* **WHAT YOU NEED TO DO**:
The records that follow need to be output exactly as they are.
·····
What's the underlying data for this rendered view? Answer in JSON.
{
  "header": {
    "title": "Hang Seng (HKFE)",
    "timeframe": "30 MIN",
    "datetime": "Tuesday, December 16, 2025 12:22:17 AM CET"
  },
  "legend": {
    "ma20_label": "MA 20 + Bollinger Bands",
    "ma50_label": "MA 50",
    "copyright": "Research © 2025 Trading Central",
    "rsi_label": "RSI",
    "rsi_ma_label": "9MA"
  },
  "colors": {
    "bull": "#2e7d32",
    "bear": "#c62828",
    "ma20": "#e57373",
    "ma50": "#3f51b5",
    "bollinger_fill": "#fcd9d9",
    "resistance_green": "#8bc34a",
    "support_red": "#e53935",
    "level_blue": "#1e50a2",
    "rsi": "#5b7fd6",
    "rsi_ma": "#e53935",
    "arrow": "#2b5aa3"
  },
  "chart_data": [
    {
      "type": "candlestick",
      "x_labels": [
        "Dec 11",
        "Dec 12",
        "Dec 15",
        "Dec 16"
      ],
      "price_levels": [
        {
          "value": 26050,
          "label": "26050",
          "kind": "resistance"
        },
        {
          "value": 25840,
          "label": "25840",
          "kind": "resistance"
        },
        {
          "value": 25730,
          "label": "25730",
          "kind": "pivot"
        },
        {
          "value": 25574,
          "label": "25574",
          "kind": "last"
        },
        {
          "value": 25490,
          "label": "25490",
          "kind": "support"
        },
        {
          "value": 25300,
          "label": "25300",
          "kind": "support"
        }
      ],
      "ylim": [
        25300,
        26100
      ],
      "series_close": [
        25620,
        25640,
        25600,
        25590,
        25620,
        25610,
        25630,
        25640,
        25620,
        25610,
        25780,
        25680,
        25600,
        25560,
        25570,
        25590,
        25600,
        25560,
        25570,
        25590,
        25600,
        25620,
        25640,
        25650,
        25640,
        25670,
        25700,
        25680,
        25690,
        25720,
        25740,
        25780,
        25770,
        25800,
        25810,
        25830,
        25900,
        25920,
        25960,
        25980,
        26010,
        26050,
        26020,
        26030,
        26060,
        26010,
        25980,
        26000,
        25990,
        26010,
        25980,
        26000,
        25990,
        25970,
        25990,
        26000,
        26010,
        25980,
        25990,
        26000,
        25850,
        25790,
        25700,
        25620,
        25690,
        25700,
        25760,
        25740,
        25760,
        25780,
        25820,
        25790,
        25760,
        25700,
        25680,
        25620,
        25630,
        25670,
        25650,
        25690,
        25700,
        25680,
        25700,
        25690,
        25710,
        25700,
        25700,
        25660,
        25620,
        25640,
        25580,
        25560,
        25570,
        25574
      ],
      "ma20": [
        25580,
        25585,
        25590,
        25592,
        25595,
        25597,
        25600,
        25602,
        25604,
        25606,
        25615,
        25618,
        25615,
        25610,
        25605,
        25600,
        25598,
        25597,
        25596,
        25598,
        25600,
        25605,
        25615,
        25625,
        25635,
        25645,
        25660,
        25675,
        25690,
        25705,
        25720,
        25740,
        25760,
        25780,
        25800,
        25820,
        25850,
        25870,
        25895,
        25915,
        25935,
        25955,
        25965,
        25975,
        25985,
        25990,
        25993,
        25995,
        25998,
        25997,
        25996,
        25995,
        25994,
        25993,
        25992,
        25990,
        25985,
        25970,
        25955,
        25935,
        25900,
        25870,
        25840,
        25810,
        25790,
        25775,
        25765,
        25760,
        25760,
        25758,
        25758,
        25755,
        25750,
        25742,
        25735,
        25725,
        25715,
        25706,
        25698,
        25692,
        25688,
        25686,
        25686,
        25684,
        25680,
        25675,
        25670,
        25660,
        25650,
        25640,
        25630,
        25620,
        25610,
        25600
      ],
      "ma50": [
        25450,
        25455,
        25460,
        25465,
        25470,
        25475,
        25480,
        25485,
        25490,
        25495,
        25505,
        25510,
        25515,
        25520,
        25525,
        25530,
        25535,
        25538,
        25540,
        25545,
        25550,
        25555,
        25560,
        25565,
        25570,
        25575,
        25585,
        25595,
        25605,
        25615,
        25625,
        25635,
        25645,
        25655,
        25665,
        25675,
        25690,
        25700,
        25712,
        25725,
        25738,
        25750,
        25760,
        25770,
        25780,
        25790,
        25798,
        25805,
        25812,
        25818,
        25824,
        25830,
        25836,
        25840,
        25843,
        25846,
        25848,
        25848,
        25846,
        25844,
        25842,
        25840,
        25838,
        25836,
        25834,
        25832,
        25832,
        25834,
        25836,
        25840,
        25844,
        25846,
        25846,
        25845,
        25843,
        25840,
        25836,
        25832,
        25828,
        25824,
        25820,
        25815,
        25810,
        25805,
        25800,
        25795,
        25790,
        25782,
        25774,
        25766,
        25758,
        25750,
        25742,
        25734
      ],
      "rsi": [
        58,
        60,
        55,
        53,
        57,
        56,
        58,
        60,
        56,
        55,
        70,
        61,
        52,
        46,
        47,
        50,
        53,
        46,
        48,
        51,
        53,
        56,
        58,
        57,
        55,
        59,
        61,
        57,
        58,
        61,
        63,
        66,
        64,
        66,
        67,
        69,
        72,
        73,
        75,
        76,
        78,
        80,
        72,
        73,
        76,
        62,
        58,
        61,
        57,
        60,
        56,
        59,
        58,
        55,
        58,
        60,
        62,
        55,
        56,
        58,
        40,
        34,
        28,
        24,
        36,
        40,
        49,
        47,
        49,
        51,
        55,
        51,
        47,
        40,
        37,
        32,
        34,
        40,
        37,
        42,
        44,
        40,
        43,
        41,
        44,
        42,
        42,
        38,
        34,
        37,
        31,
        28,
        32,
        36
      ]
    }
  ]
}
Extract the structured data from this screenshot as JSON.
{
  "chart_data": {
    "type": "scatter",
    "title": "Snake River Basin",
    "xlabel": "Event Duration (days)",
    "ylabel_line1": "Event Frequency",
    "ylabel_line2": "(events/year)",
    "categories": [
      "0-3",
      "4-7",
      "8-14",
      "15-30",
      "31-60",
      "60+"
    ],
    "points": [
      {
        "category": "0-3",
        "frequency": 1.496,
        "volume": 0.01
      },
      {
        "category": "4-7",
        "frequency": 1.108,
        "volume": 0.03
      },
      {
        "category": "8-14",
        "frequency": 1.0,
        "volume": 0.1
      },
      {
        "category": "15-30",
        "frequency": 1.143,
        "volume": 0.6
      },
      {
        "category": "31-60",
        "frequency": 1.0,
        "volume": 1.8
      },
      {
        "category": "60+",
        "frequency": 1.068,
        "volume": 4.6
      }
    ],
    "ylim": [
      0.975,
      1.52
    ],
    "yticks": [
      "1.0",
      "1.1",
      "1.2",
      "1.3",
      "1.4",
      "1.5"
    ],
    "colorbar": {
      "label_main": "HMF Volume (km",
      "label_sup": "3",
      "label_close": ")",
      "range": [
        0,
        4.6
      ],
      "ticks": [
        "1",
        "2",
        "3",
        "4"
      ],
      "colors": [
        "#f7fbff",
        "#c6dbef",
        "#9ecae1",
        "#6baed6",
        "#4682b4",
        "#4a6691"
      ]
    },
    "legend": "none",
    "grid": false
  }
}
·····
* **SOLUTION TO THIS TASK**:
What's the underlying data for this rendered view? Answer in JSON.
{
  "header": {
    "title": "Hang Seng (HKFE)",
    "timeframe": "30 MIN",
    "datetime": "Tuesday, December 16, 2025 12:22:17 AM CET"
  },
  "legend": {
    "ma20_label": "MA 20 + Bollinger Bands",
    "ma50_label": "MA 50",
    "copyright": "Research © 2025 Trading Central",
    "rsi_label": "RSI",
    "rsi_ma_label": "9MA"
  },
  "colors": {
    "bull": "#2e7d32",
    "bear": "#c62828",
    "ma20": "#e57373",
    "ma50": "#3f51b5",
    "bollinger_fill": "#fcd9d9",
    "resistance_green": "#8bc34a",
    "support_red": "#e53935",
    "level_blue": "#1e50a2",
    "rsi": "#5b7fd6",
    "rsi_ma": "#e53935",
    "arrow": "#2b5aa3"
  },
  "chart_data": [
    {
      "type": "candlestick",
      "x_labels": [
        "Dec 11",
        "Dec 12",
        "Dec 15",
        "Dec 16"
      ],
      "price_levels": [
        {
          "value": 26050,
          "label": "26050",
          "kind": "resistance"
        },
        {
          "value": 25840,
          "label": "25840",
          "kind": "resistance"
        },
        {
          "value": 25730,
          "label": "25730",
          "kind": "pivot"
        },
        {
          "value": 25574,
          "label": "25574",
          "kind": "last"
        },
        {
          "value": 25490,
          "label": "25490",
          "kind": "support"
        },
        {
          "value": 25300,
          "label": "25300",
          "kind": "support"
        }
      ],
      "ylim": [
        25300,
        26100
      ],
      "series_close": [
        25620,
        25640,
        25600,
        25590,
        25620,
        25610,
        25630,
        25640,
        25620,
        25610,
        25780,
        25680,
        25600,
        25560,
        25570,
        25590,
        25600,
        25560,
        25570,
        25590,
        25600,
        25620,
        25640,
        25650,
        25640,
        25670,
        25700,
        25680,
        25690,
        25720,
        25740,
        25780,
        25770,
        25800,
        25810,
        25830,
        25900,
        25920,
        25960,
        25980,
        26010,
        26050,
        26020,
        26030,
        26060,
        26010,
        25980,
        26000,
        25990,
        26010,
        25980,
        26000,
        25990,
        25970,
        25990,
        26000,
        26010,
        25980,
        25990,
        26000,
        25850,
        25790,
        25700,
        25620,
        25690,
        25700,
        25760,
        25740,
        25760,
        25780,
        25820,
        25790,
        25760,
        25700,
        25680,
        25620,
        25630,
        25670,
        25650,
        25690,
        25700,
        25680,
        25700,
        25690,
        25710,
        25700,
        25700,
        25660,
        25620,
        25640,
        25580,
        25560,
        25570,
        25574
      ],
      "ma20": [
        25580,
        25585,
        25590,
        25592,
        25595,
        25597,
        25600,
        25602,
        25604,
        25606,
        25615,
        25618,
        25615,
        25610,
        25605,
        25600,
        25598,
        25597,
        25596,
        25598,
        25600,
        25605,
        25615,
        25625,
        25635,
        25645,
        25660,
        25675,
        25690,
        25705,
        25720,
        25740,
        25760,
        25780,
        25800,
        25820,
        25850,
        25870,
        25895,
        25915,
        25935,
        25955,
        25965,
        25975,
        25985,
        25990,
        25993,
        25995,
        25998,
        25997,
        25996,
        25995,
        25994,
        25993,
        25992,
        25990,
        25985,
        25970,
        25955,
        25935,
        25900,
        25870,
        25840,
        25810,
        25790,
        25775,
        25765,
        25760,
        25760,
        25758,
        25758,
        25755,
        25750,
        25742,
        25735,
        25725,
        25715,
        25706,
        25698,
        25692,
        25688,
        25686,
        25686,
        25684,
        25680,
        25675,
        25670,
        25660,
        25650,
        25640,
        25630,
        25620,
        25610,
        25600
      ],
      "ma50": [
        25450,
        25455,
        25460,
        25465,
        25470,
        25475,
        25480,
        25485,
        25490,
        25495,
        25505,
        25510,
        25515,
        25520,
        25525,
        25530,
        25535,
        25538,
        25540,
        25545,
        25550,
        25555,
        25560,
        25565,
        25570,
        25575,
        25585,
        25595,
        25605,
        25615,
        25625,
        25635,
        25645,
        25655,
        25665,
        25675,
        25690,
        25700,
        25712,
        25725,
        25738,
        25750,
        25760,
        25770,
        25780,
        25790,
        25798,
        25805,
        25812,
        25818,
        25824,
        25830,
        25836,
        25840,
        25843,
        25846,
        25848,
        25848,
        25846,
        25844,
        25842,
        25840,
        25838,
        25836,
        25834,
        25832,
        25832,
        25834,
        25836,
        25840,
        25844,
        25846,
        25846,
        25845,
        25843,
        25840,
        25836,
        25832,
        25828,
        25824,
        25820,
        25815,
        25810,
        25805,
        25800,
        25795,
        25790,
        25782,
        25774,
        25766,
        25758,
        25750,
        25742,
        25734
      ],
      "rsi": [
        58,
        60,
        55,
        53,
        57,
        56,
        58,
        60,
        56,
        55,
        70,
        61,
        52,
        46,
        47,
        50,
        53,
        46,
        48,
        51,
        53,
        56,
        58,
        57,
        55,
        59,
        61,
        57,
        58,
        61,
        63,
        66,
        64,
        66,
        67,
        69,
        72,
        73,
        75,
        76,
        78,
        80,
        72,
        73,
        76,
        62,
        58,
        61,
        57,
        60,
        56,
        59,
        58,
        55,
        58,
        60,
        62,
        55,
        56,
        58,
        40,
        34,
        28,
        24,
        36,
        40,
        49,
        47,
        49,
        51,
        55,
        51,
        47,
        40,
        37,
        32,
        34,
        40,
        37,
        42,
        44,
        40,
        43,
        41,
        44,
        42,
        42,
        38,
        34,
        37,
        31,
        28,
        32,
        36
      ]
    }
  ]
}
Extract the structured data from this screenshot as JSON.
{
  "chart_data": {
    "type": "scatter",
    "title": "Snake River Basin",
    "xlabel": "Event Duration (days)",
    "ylabel_line1": "Event Frequency",
    "ylabel_line2": "(events/year)",
    "categories": [
      "0-3",
      "4-7",
      "8-14",
      "15-30",
      "31-60",
      "60+"
    ],
    "points": [
      {
        "category": "0-3",
        "frequency": 1.496,
        "volume": 0.01
      },
      {
        "category": "4-7",
        "frequency": 1.108,
        "volume": 0.03
      },
      {
        "category": "8-14",
        "frequency": 1.0,
        "volume": 0.1
      },
      {
        "category": "15-30",
        "frequency": 1.143,
        "volume": 0.6
      },
      {
        "category": "31-60",
        "frequency": 1.0,
        "volume": 1.8
      },
      {
        "category": "60+",
        "frequency": 1.068,
        "volume": 4.6
      }
    ],
    "ylim": [
      0.975,
      1.52
    ],
    "yticks": [
      "1.0",
      "1.1",
      "1.2",
      "1.3",
      "1.4",
      "1.5"
    ],
    "colorbar": {
      "label_main": "HMF Volume (km",
      "label_sup": "3",
      "label_close": ")",
      "range": [
        0,
        4.6
      ],
      "ticks": [
        "1",
        "2",
        "3",
        "4"
      ],
      "colors": [
        "#f7fbff",
        "#c6dbef",
        "#9ecae1",
        "#6baed6",
        "#4682b4",
        "#4a6691"
      ]
    },
    "legend": "none",
    "grid": false
  }
}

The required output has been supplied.